— START OF EXERCISE INPUT —
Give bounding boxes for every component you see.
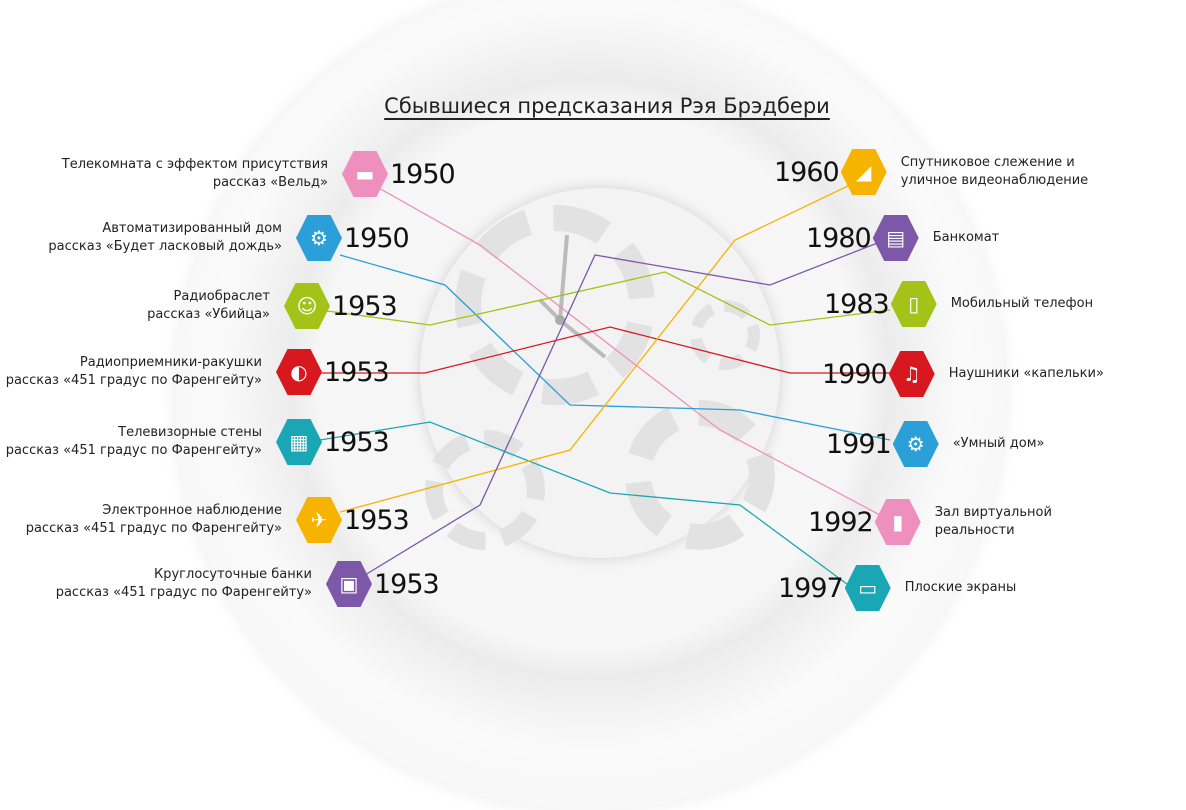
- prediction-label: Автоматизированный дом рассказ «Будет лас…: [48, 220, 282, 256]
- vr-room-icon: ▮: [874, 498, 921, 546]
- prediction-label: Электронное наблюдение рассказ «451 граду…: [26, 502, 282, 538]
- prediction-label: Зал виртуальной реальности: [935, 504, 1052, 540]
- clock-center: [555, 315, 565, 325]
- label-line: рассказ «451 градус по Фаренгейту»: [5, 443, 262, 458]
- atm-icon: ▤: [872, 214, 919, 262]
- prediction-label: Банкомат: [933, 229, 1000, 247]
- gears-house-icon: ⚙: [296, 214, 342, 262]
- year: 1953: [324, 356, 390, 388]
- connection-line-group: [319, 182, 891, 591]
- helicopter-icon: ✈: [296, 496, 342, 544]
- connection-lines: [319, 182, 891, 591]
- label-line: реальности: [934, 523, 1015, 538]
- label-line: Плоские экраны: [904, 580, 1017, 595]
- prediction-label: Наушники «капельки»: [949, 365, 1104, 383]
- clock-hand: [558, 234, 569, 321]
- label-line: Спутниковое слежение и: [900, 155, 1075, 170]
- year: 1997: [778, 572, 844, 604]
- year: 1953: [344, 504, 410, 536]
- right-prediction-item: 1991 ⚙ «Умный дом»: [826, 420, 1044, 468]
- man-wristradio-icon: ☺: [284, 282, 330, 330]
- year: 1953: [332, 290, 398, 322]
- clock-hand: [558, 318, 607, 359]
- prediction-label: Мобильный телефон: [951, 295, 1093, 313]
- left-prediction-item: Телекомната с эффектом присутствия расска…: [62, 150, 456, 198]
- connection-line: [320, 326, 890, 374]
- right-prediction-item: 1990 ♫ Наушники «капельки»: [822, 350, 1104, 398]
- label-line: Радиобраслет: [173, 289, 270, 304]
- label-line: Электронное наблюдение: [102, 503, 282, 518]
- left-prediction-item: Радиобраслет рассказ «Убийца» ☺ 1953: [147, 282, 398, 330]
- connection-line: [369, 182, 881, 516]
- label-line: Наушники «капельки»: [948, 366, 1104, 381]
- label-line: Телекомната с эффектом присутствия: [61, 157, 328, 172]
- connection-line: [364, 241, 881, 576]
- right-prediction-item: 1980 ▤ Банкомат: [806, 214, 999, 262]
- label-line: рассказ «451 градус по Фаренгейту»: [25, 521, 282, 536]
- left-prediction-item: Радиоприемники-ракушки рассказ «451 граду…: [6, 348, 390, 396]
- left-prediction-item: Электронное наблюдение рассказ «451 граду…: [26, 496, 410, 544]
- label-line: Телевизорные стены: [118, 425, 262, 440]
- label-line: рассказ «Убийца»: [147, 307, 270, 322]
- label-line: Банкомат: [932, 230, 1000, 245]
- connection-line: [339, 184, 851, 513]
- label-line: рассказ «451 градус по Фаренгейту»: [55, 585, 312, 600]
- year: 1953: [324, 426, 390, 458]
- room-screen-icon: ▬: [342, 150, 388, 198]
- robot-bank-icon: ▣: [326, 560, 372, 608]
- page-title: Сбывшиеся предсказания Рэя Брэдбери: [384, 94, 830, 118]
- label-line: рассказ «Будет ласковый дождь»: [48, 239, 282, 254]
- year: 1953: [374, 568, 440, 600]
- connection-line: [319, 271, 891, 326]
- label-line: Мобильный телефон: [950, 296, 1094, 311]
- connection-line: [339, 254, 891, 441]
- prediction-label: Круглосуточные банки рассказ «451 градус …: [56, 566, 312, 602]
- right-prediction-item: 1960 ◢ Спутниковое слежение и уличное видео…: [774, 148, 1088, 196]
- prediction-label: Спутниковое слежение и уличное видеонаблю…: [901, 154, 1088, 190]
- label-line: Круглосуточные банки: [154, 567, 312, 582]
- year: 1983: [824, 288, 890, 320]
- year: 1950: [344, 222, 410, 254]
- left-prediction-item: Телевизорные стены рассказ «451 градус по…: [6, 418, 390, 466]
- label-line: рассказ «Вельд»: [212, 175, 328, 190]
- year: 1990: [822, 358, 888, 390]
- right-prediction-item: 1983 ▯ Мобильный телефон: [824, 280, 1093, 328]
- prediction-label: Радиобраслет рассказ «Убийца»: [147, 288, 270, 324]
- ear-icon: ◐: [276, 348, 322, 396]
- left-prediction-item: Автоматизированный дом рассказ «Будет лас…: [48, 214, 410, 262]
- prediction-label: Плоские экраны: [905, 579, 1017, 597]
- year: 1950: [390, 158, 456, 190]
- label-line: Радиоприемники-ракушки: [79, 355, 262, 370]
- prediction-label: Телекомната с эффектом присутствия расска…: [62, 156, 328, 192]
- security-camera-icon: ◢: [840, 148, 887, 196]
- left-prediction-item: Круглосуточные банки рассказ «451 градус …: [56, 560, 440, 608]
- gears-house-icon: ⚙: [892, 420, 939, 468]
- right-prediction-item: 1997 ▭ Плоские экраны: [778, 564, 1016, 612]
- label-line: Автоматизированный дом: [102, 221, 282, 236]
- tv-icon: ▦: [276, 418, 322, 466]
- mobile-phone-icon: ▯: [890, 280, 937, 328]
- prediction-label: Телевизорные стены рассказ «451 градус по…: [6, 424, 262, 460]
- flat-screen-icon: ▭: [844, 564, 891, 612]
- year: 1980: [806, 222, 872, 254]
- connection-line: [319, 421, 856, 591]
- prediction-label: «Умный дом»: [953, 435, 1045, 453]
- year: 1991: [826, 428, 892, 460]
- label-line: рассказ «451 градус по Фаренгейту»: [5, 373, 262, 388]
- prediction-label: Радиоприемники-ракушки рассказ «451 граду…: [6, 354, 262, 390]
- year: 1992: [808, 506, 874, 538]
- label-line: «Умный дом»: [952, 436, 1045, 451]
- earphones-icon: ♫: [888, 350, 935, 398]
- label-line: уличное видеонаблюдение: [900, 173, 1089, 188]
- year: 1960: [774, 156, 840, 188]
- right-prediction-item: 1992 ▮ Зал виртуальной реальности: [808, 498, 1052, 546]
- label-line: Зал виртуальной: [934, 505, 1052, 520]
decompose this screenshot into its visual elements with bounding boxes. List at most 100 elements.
— END OF EXERCISE INPUT —
== PROBLEM ==
Can you reproduce the records above word for word, leaving out the pictures?

== WRITTEN SOLUTION ==
Give bounding boxes for every component you see.
- prediction-label: Автоматизированный дом рассказ «Будет лас…: [48, 220, 282, 256]
- vr-room-icon: ▮: [874, 498, 921, 546]
- prediction-label: Электронное наблюдение рассказ «451 граду…: [26, 502, 282, 538]
- prediction-label: Зал виртуальной реальности: [935, 504, 1052, 540]
- clock-center: [555, 315, 565, 325]
- label-line: рассказ «451 градус по Фаренгейту»: [5, 443, 262, 458]
- atm-icon: ▤: [872, 214, 919, 262]
- prediction-label: Банкомат: [933, 229, 1000, 247]
- gears-house-icon: ⚙: [296, 214, 342, 262]
- year: 1953: [324, 356, 390, 388]
- connection-line-group: [319, 182, 891, 591]
- helicopter-icon: ✈: [296, 496, 342, 544]
- connection-lines: [319, 182, 891, 591]
- label-line: реальности: [934, 523, 1015, 538]
- label-line: Плоские экраны: [904, 580, 1017, 595]
- prediction-label: Наушники «капельки»: [949, 365, 1104, 383]
- clock-hand: [558, 234, 569, 321]
- label-line: Спутниковое слежение и: [900, 155, 1075, 170]
- year: 1997: [778, 572, 844, 604]
- year: 1953: [344, 504, 410, 536]
- right-prediction-item: 1991 ⚙ «Умный дом»: [826, 420, 1044, 468]
- man-wristradio-icon: ☺: [284, 282, 330, 330]
- year: 1953: [332, 290, 398, 322]
- clock-hand: [558, 318, 607, 359]
- prediction-label: Мобильный телефон: [951, 295, 1093, 313]
- left-prediction-item: Телекомната с эффектом присутствия расска…: [62, 150, 456, 198]
- connection-line: [320, 326, 890, 374]
- right-prediction-item: 1990 ♫ Наушники «капельки»: [822, 350, 1104, 398]
- label-line: Радиобраслет: [173, 289, 270, 304]
- label-line: Электронное наблюдение: [102, 503, 282, 518]
- left-prediction-item: Радиобраслет рассказ «Убийца» ☺ 1953: [147, 282, 398, 330]
- connection-line: [369, 182, 881, 516]
- label-line: Наушники «капельки»: [948, 366, 1104, 381]
- label-line: Телекомната с эффектом присутствия: [61, 157, 328, 172]
- connection-line: [364, 241, 881, 576]
- right-prediction-item: 1980 ▤ Банкомат: [806, 214, 999, 262]
- label-line: рассказ «451 градус по Фаренгейту»: [25, 521, 282, 536]
- left-prediction-item: Радиоприемники-ракушки рассказ «451 граду…: [6, 348, 390, 396]
- left-prediction-item: Электронное наблюдение рассказ «451 граду…: [26, 496, 410, 544]
- label-line: Телевизорные стены: [118, 425, 262, 440]
- label-line: рассказ «Убийца»: [147, 307, 270, 322]
- label-line: Банкомат: [932, 230, 1000, 245]
- connection-line: [339, 184, 851, 513]
- label-line: рассказ «451 градус по Фаренгейту»: [55, 585, 312, 600]
- year: 1953: [324, 426, 390, 458]
- room-screen-icon: ▬: [342, 150, 388, 198]
- robot-bank-icon: ▣: [326, 560, 372, 608]
- page-title: Сбывшиеся предсказания Рэя Брэдбери: [384, 94, 830, 118]
- label-line: рассказ «Будет ласковый дождь»: [48, 239, 282, 254]
- year: 1953: [374, 568, 440, 600]
- connection-line: [319, 271, 891, 326]
- label-line: Мобильный телефон: [950, 296, 1094, 311]
- connection-line: [339, 254, 891, 441]
- prediction-label: Круглосуточные банки рассказ «451 градус …: [56, 566, 312, 602]
- right-prediction-item: 1960 ◢ Спутниковое слежение и уличное видео…: [774, 148, 1088, 196]
- prediction-label: Спутниковое слежение и уличное видеонаблю…: [901, 154, 1088, 190]
- label-line: Круглосуточные банки: [154, 567, 312, 582]
- year: 1983: [824, 288, 890, 320]
- year: 1950: [344, 222, 410, 254]
- left-prediction-item: Телевизорные стены рассказ «451 градус по…: [6, 418, 390, 466]
- label-line: рассказ «Вельд»: [212, 175, 328, 190]
- year: 1990: [822, 358, 888, 390]
- right-prediction-item: 1983 ▯ Мобильный телефон: [824, 280, 1093, 328]
- prediction-label: Радиобраслет рассказ «Убийца»: [147, 288, 270, 324]
- ear-icon: ◐: [276, 348, 322, 396]
- left-prediction-item: Автоматизированный дом рассказ «Будет лас…: [48, 214, 410, 262]
- prediction-label: Плоские экраны: [905, 579, 1017, 597]
- year: 1950: [390, 158, 456, 190]
- label-line: Радиоприемники-ракушки: [79, 355, 262, 370]
- prediction-label: Телекомната с эффектом присутствия расска…: [62, 156, 328, 192]
- security-camera-icon: ◢: [840, 148, 887, 196]
- left-prediction-item: Круглосуточные банки рассказ «451 градус …: [56, 560, 440, 608]
- gears-house-icon: ⚙: [892, 420, 939, 468]
- right-prediction-item: 1997 ▭ Плоские экраны: [778, 564, 1016, 612]
- label-line: Автоматизированный дом: [102, 221, 282, 236]
- tv-icon: ▦: [276, 418, 322, 466]
- mobile-phone-icon: ▯: [890, 280, 937, 328]
- prediction-label: Телевизорные стены рассказ «451 градус по…: [6, 424, 262, 460]
- flat-screen-icon: ▭: [844, 564, 891, 612]
- year: 1980: [806, 222, 872, 254]
- connection-line: [319, 421, 856, 591]
- prediction-label: «Умный дом»: [953, 435, 1045, 453]
- year: 1991: [826, 428, 892, 460]
- label-line: рассказ «451 градус по Фаренгейту»: [5, 373, 262, 388]
- prediction-label: Радиоприемники-ракушки рассказ «451 граду…: [6, 354, 262, 390]
- year: 1992: [808, 506, 874, 538]
- label-line: «Умный дом»: [952, 436, 1045, 451]
- earphones-icon: ♫: [888, 350, 935, 398]
- label-line: уличное видеонаблюдение: [900, 173, 1089, 188]
- year: 1960: [774, 156, 840, 188]
- right-prediction-item: 1992 ▮ Зал виртуальной реальности: [808, 498, 1052, 546]
- label-line: Зал виртуальной: [934, 505, 1052, 520]
decompose this screenshot into its visual elements with bounding boxes. List at most 100 elements.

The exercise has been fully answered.